Process recovery guide

Setting up a robust system with failover

Let's take a look at a complete guide in how to set up a working basic 2 host hot-hot systems.

Note

A hot-hot system can be made up of N hosts and N instances, but for this demonstration only 2 are being used.

There are a few steps to follow to achieve this:

1. Have access to 2 hosts

2. Have the same Refinery packages set up on both hosts

This is required to be set up by the onboard developer. When setting up your Refinery settings, make sure that the following config is set up correctly:

auto-configure-instance-hostname-a = aaa.host.com
delta-control-master-hostname = aaa.host.com
delta-control-slave-hostname = bbb.host.com
auto-configure-instance-hostname-b = bbb.host.com
...

▶ Given entries
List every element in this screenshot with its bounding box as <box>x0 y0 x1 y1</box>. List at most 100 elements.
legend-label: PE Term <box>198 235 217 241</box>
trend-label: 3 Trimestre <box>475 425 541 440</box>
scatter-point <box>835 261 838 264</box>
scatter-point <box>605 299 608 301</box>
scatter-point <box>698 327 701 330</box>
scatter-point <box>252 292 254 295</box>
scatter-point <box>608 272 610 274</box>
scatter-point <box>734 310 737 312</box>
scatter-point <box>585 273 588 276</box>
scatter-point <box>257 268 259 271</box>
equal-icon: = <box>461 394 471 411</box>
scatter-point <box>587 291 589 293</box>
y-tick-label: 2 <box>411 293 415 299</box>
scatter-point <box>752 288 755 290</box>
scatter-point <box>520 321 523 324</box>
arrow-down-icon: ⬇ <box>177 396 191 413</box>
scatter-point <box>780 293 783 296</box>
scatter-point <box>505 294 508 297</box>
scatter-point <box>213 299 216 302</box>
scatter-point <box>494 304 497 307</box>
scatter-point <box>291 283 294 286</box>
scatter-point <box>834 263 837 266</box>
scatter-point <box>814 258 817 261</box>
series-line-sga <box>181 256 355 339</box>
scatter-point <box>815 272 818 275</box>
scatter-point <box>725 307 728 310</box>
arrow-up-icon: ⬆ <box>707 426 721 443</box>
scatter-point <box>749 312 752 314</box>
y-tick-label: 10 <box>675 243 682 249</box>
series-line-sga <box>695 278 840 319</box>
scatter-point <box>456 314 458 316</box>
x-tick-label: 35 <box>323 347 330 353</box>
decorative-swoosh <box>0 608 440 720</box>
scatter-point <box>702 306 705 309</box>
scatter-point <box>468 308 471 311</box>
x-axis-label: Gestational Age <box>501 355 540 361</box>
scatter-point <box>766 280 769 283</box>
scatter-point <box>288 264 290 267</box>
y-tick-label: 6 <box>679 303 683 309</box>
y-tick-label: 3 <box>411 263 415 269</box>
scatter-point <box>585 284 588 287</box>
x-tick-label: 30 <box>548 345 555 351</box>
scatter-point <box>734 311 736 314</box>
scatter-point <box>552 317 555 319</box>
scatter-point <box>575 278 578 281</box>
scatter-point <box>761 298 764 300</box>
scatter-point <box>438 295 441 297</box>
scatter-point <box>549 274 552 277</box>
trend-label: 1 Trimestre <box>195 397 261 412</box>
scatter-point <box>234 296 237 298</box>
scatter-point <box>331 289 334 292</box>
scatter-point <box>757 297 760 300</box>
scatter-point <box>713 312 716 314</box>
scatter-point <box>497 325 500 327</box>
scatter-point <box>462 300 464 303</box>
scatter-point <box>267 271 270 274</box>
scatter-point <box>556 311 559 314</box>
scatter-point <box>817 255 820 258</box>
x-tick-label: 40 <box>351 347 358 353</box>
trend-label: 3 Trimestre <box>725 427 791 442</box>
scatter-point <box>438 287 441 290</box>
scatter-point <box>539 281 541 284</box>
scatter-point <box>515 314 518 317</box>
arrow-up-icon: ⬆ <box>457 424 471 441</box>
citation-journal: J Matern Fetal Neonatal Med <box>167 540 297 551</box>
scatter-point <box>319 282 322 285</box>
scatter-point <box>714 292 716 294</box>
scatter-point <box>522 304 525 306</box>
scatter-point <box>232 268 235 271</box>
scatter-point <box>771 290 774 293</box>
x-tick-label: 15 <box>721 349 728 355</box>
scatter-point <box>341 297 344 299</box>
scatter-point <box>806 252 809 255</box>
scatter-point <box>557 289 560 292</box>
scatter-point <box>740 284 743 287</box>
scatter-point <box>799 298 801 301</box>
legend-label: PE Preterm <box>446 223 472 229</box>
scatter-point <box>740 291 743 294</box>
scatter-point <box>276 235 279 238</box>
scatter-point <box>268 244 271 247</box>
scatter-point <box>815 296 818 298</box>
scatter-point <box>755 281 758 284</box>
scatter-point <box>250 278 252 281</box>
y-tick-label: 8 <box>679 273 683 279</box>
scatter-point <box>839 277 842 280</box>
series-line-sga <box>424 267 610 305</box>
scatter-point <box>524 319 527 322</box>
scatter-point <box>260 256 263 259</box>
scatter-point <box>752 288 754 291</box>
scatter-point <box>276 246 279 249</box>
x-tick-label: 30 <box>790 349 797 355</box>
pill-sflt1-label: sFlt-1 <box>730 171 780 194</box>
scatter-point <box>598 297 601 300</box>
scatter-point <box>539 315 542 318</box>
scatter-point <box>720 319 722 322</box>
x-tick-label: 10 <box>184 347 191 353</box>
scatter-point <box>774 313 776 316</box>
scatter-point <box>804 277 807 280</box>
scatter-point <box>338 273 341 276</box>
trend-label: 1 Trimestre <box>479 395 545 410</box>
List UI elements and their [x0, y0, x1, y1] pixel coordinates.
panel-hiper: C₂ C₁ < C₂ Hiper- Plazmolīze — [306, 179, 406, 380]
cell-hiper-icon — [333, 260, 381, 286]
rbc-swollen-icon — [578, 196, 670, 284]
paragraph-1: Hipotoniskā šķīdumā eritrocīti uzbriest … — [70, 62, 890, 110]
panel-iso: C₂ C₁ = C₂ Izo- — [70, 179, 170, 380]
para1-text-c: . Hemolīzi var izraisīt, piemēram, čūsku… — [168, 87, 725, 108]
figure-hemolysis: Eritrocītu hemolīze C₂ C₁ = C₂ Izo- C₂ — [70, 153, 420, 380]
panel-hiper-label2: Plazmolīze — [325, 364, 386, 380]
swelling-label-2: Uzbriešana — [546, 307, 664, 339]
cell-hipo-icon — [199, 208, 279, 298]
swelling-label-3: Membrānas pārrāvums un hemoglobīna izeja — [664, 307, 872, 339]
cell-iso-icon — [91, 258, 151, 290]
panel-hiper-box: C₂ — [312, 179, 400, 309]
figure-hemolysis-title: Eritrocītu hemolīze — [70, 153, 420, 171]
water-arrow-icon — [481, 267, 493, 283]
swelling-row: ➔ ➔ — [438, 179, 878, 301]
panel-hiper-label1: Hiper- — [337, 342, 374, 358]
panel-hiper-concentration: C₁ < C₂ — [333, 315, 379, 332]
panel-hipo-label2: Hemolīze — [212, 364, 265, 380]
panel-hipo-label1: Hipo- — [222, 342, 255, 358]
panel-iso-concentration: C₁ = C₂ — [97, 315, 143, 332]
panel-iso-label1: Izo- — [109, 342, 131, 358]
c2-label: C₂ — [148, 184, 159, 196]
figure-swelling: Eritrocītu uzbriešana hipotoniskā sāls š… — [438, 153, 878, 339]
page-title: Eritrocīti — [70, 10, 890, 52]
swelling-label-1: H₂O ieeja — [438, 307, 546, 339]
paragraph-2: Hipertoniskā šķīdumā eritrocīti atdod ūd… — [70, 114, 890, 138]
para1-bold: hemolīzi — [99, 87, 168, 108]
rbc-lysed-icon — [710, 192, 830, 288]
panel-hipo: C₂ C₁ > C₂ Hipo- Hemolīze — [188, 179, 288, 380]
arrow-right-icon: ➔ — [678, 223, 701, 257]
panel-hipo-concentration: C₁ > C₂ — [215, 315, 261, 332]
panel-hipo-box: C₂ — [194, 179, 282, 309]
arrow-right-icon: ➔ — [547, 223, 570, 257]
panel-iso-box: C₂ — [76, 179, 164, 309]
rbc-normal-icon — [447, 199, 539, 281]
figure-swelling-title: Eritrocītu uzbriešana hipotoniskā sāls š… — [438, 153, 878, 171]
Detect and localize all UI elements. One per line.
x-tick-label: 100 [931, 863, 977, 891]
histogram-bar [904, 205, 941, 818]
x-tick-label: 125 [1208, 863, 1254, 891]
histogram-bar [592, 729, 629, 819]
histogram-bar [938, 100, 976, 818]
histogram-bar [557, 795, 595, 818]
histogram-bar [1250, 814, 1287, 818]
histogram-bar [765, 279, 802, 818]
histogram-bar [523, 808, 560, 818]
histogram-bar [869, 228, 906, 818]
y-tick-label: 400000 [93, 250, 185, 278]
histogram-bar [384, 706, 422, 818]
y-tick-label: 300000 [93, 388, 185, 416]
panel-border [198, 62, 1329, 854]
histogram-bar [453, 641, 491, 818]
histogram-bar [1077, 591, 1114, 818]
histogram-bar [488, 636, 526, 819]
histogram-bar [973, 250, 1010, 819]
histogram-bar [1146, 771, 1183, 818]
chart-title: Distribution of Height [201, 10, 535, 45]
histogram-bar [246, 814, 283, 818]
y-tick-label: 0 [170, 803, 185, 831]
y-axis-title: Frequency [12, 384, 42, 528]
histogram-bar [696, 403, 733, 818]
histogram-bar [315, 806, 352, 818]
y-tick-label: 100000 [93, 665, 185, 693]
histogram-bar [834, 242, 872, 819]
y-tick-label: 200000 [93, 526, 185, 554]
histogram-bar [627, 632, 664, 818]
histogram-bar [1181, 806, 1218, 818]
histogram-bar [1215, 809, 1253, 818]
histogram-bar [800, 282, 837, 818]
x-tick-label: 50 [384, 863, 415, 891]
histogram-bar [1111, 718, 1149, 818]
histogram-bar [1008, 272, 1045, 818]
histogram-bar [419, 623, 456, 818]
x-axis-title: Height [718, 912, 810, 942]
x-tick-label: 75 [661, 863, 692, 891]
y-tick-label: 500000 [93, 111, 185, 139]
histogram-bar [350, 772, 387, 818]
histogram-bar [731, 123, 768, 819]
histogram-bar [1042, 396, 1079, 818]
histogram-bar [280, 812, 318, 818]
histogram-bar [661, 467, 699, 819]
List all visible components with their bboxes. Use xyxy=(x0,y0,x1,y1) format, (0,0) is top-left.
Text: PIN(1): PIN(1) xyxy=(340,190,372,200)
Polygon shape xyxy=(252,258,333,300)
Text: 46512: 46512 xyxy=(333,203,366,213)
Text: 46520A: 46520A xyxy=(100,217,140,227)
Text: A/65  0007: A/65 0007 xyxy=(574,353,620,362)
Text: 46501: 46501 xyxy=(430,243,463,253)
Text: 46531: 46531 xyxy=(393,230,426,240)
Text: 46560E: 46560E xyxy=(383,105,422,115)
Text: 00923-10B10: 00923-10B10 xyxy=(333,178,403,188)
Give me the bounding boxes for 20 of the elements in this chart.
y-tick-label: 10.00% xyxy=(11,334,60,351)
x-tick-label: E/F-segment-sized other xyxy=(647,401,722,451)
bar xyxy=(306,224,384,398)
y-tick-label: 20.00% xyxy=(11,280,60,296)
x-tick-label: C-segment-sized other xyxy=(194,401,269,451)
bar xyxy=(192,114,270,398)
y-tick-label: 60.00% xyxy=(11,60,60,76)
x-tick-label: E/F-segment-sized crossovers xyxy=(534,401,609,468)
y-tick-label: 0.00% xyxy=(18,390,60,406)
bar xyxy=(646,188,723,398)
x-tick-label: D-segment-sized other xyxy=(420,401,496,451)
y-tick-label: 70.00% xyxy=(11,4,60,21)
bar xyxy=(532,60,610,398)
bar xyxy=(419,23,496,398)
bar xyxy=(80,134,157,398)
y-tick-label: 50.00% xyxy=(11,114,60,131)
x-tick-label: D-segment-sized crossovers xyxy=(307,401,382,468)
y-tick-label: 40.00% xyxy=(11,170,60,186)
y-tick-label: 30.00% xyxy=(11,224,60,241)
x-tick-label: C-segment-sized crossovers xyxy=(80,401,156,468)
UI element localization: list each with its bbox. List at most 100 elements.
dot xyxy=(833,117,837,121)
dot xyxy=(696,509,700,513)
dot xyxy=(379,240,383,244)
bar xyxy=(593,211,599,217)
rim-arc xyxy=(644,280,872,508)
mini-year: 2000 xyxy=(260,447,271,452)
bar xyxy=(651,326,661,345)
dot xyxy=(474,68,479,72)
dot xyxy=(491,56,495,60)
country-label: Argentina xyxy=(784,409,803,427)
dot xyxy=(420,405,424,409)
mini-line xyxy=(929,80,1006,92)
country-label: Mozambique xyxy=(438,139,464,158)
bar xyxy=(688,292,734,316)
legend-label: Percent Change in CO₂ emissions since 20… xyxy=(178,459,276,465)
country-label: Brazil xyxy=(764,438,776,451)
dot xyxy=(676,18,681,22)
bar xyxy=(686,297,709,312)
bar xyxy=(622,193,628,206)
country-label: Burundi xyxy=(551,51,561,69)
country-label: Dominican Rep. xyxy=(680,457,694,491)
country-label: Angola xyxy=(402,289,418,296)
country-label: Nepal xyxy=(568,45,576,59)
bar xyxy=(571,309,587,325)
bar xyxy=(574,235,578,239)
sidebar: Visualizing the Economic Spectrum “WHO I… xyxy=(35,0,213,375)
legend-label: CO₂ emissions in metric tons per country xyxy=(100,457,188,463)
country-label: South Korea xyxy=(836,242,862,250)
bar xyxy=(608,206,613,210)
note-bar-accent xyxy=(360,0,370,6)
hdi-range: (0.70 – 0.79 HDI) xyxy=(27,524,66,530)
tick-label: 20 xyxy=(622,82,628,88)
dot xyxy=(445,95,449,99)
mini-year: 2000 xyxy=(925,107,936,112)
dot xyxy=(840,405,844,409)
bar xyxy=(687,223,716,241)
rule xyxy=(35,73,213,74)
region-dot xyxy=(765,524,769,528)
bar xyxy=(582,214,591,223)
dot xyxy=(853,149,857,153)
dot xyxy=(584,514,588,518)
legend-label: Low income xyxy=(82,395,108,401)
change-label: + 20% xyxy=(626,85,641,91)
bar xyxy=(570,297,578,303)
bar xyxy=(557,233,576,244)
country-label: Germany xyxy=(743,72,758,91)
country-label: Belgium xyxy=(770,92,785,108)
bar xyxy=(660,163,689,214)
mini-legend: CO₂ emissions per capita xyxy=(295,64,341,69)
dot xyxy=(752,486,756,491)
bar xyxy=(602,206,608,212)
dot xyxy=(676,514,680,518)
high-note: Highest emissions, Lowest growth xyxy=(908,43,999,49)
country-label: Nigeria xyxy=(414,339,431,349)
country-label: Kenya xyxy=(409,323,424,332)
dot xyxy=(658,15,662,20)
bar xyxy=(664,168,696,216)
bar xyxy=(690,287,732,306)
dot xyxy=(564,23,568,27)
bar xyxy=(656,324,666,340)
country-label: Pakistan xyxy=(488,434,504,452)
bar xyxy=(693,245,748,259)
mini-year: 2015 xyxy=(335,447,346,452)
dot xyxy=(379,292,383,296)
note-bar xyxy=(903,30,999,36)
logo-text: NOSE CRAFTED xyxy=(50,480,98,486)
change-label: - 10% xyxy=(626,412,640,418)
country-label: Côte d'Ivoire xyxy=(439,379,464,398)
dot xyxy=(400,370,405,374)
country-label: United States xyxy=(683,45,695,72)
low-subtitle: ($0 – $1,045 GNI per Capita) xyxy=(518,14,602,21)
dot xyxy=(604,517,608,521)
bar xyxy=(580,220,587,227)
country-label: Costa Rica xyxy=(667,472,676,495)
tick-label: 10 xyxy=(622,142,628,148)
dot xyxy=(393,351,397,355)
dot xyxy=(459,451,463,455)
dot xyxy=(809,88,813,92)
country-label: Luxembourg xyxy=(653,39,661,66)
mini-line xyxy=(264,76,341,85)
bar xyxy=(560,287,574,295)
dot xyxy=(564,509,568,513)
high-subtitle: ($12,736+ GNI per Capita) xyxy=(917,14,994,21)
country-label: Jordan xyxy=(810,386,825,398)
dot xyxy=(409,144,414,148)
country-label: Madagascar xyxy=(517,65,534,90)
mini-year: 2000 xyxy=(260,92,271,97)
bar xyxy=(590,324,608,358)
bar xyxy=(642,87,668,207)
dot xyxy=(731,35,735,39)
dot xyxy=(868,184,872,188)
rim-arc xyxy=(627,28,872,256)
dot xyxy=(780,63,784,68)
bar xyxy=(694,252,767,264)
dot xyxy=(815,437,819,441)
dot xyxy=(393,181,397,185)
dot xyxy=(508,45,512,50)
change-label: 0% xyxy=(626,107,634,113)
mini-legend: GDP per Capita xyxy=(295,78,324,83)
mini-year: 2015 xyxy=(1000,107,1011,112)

▶ Aim of the exercise
Can you extend the process recovery guide on setting up a failover system, picking up after its last line?

▶ Response area
delta-control-clustering = 1

3. Set up a clustered deployment system

The system pipeline YAML requires a slight change. The 2 different IP addresses of the hosts are added to the layout section (primary-server & secondary-server) of the system YAML.

system:
layout:
    -
    name: primary-server
    nodes:
        -
        host: aaa.host.com
    -
    name: secondary-server
    nodes:
        -
        host: bbb.host.com

default-cpu-taskset: 0-256

data-hierarchy:
    - region
    - data-source
    - data-class
    - sub-class

delta-messaging-server: DS_MESSAGING_SERVER:refinery_a

timezone: UTC

time-sort: false

Next the pipeline YAML requires that you add the primary server and secondary server into the proc-layout. This tells each process which server they are running on. Individual process instances can be split independently between the different servers.

pipeline:
    name: "DemoPipeline"
    type: "realtime"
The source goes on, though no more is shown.